◆ PASSAGE TO READ
Shake is an album by The Thing, the trio of saxophonist Mats Gustafsson, bassist Ingebrigt Håker Flaten and drummer Paal Nilssen-Love. The album was recorded in June 2015 and released that year by the band's eponymous label.

Recording and music
The album was recorded on 1 and 2 June 2015. For "Aim", Anna Högberg (alto sax) and Goran Kajfes (cornet) were added to the trio: "Based on a simple six-note vamp, the hypnotic intro gives way to a complete communion of collective improvisation before stripping itself back to a skeletal whisper of its theme." "Til Jord Skal Du Bli", "Sigill" and "Fra Jord Er Du Kommet" "are unusually reflective for The Thing".

Releases
Shake was released on 30 October 2015 by The Thing's eponymous label. It was released on CD, vinyl and cassette.

◆ EXERCISE REQUIREMENTS
Write out the text about the album Shake word for word, between "Shake is an" and "vinyl and cassette.", inclusive.

Coordinate annotation listing:

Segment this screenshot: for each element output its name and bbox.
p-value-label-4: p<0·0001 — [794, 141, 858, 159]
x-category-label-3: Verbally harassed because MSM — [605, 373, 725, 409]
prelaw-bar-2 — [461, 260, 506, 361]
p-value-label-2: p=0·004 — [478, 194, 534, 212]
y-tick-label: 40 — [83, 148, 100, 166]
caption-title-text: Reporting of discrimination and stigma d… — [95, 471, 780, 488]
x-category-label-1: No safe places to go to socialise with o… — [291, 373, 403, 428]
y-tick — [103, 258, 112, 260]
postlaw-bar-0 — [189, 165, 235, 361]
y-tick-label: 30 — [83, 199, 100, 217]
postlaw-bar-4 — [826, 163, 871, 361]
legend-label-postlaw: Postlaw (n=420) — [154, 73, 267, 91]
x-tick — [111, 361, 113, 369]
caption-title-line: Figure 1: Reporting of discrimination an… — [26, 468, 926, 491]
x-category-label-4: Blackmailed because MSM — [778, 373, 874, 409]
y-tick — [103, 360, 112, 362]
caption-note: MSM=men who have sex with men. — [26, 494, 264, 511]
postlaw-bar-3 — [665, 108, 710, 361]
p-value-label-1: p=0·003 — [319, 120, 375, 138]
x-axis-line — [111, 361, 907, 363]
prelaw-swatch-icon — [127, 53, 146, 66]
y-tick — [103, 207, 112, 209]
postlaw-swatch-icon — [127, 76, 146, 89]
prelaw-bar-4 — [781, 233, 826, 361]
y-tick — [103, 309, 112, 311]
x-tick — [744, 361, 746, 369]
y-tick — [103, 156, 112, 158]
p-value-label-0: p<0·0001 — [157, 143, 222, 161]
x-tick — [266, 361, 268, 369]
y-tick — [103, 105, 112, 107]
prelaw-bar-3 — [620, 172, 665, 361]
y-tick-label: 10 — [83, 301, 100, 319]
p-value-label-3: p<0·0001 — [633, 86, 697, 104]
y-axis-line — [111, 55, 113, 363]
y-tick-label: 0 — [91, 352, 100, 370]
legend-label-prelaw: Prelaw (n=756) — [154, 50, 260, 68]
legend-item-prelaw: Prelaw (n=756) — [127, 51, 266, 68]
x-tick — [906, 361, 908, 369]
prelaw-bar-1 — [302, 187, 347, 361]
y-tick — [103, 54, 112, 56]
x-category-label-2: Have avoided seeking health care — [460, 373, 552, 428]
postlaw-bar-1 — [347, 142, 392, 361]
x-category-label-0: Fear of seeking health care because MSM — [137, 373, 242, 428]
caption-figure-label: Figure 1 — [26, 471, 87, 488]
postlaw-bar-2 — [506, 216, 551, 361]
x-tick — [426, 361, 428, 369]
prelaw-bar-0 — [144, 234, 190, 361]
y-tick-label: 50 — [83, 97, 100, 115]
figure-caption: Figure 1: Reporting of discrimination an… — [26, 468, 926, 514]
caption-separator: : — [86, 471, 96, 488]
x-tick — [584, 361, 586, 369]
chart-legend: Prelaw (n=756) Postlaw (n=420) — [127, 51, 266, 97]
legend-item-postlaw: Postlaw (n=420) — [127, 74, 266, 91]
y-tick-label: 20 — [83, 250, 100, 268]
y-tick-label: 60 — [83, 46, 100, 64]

◆ ANSWER TO THIS TASK
Shake is an album by The Thing, the trio of saxophonist Mats Gustafsson, bassist Ingebrigt Håker Flaten and drummer Paal Nilssen-Love. The album was recorded in June 2015 and released that year by the band's eponymous label.

Recording and music
The album was recorded on 1 and 2 June 2015. For "Aim", Anna Högberg (alto sax) and Goran Kajfes (cornet) were added to the trio: "Based on a simple six-note vamp, the hypnotic intro gives way to a complete communion of collective improvisation before stripping itself back to a skeletal whisper of its theme." "Til Jord Skal Du Bli", "Sigill" and "Fra Jord Er Du Kommet" "are unusually reflective for The Thing".

Releases
Shake was released on 30 October 2015 by The Thing's eponymous label. It was released on CD, vinyl and cassette.